## WHAT TO DO:
Can you transcribe every record below exactly as it appears?

## PROVIDED DATA:
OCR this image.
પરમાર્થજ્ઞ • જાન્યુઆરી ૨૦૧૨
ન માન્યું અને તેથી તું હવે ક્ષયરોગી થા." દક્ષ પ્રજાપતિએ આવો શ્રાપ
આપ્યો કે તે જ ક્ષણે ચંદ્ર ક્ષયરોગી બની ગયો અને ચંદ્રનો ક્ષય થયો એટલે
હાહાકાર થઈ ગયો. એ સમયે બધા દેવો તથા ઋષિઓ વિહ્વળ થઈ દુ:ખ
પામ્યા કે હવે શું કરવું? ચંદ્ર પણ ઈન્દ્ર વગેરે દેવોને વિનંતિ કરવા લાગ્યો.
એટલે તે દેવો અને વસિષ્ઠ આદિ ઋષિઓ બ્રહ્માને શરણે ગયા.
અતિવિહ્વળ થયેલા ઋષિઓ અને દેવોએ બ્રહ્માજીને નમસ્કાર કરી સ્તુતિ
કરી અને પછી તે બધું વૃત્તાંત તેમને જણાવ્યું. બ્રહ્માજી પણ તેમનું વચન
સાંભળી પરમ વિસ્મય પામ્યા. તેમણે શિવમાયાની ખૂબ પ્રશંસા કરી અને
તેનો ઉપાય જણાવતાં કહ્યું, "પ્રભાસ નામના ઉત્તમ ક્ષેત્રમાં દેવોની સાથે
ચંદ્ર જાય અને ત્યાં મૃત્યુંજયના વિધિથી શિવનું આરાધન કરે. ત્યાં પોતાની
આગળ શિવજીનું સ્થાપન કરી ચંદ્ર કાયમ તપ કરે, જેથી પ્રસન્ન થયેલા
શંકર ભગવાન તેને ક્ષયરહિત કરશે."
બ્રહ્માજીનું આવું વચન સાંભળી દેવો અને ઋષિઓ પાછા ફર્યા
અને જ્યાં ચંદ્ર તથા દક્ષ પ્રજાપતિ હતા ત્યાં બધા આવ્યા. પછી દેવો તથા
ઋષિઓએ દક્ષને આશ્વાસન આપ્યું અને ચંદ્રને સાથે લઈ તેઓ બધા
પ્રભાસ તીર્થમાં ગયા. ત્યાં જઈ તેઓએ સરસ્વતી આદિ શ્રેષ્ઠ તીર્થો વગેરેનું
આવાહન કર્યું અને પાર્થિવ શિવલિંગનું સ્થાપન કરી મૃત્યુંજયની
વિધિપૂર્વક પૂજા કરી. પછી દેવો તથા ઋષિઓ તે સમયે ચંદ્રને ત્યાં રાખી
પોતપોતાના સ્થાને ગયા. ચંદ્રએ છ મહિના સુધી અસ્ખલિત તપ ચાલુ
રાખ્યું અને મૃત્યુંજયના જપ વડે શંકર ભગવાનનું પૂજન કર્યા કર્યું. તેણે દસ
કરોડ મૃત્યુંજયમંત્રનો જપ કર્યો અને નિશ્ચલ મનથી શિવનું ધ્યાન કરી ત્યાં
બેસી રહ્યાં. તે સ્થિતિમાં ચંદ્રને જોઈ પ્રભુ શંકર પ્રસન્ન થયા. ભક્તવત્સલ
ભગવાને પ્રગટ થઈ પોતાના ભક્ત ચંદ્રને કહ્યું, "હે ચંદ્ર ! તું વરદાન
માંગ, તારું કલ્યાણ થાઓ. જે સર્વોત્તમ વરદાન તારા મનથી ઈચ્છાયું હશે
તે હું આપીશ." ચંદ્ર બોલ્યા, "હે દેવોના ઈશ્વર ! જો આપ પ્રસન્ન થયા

## TASK ANSWER:
OCR this image.
પરમાર્થજ્ઞ • જાન્યુઆરી ૨૦૧૨
ન માન્યું અને તેથી તું હવે ક્ષયરોગી થા." દક્ષ પ્રજાપતિએ આવો શ્રાપ
આપ્યો કે તે જ ક્ષણે ચંદ્ર ક્ષયરોગી બની ગયો અને ચંદ્રનો ક્ષય થયો એટલે
હાહાકાર થઈ ગયો. એ સમયે બધા દેવો તથા ઋષિઓ વિહ્વળ થઈ દુ:ખ
પામ્યા કે હવે શું કરવું? ચંદ્ર પણ ઈન્દ્ર વગેરે દેવોને વિનંતિ કરવા લાગ્યો.
એટલે તે દેવો અને વસિષ્ઠ આદિ ઋષિઓ બ્રહ્માને શરણે ગયા.
અતિવિહ્વળ થયેલા ઋષિઓ અને દેવોએ બ્રહ્માજીને નમસ્કાર કરી સ્તુતિ
કરી અને પછી તે બધું વૃત્તાંત તેમને જણાવ્યું. બ્રહ્માજી પણ તેમનું વચન
સાંભળી પરમ વિસ્મય પામ્યા. તેમણે શિવમાયાની ખૂબ પ્રશંસા કરી અને
તેનો ઉપાય જણાવતાં કહ્યું, "પ્રભાસ નામના ઉત્તમ ક્ષેત્રમાં દેવોની સાથે
ચંદ્ર જાય અને ત્યાં મૃત્યુંજયના વિધિથી શિવનું આરાધન કરે. ત્યાં પોતાની
આગળ શિવજીનું સ્થાપન કરી ચંદ્ર કાયમ તપ કરે, જેથી પ્રસન્ન થયેલા
શંકર ભગવાન તેને ક્ષયરહિત કરશે."
બ્રહ્માજીનું આવું વચન સાંભળી દેવો અને ઋષિઓ પાછા ફર્યા
અને જ્યાં ચંદ્ર તથા દક્ષ પ્રજાપતિ હતા ત્યાં બધા આવ્યા. પછી દેવો તથા
ઋષિઓએ દક્ષને આશ્વાસન આપ્યું અને ચંદ્રને સાથે લઈ તેઓ બધા
પ્રભાસ તીર્થમાં ગયા. ત્યાં જઈ તેઓએ સરસ્વતી આદિ શ્રેષ્ઠ તીર્થો વગેરેનું
આવાહન કર્યું અને પાર્થિવ શિવલિંગનું સ્થાપન કરી મૃત્યુંજયની
વિધિપૂર્વક પૂજા કરી. પછી દેવો તથા ઋષિઓ તે સમયે ચંદ્રને ત્યાં રાખી
પોતપોતાના સ્થાને ગયા. ચંદ્રએ છ મહિના સુધી અસ્ખલિત તપ ચાલુ
રાખ્યું અને મૃત્યુંજયના જપ વડે શંકર ભગવાનનું પૂજન કર્યા કર્યું. તેણે દસ
કરોડ મૃત્યુંજયમંત્રનો જપ કર્યો અને નિશ્ચલ મનથી શિવનું ધ્યાન કરી ત્યાં
બેસી રહ્યાં. તે સ્થિતિમાં ચંદ્રને જોઈ પ્રભુ શંકર પ્રસન્ન થયા. ભક્તવત્સલ
ભગવાને પ્રગટ થઈ પોતાના ભક્ત ચંદ્રને કહ્યું, "હે ચંદ્ર ! તું વરદાન
માંગ, તારું કલ્યાણ થાઓ. જે સર્વોત્તમ વરદાન તારા મનથી ઈચ્છાયું હશે
તે હું આપીશ." ચંદ્ર બોલ્યા, "હે દેવોના ઈશ્વર ! જો આપ પ્રસન્ન થયા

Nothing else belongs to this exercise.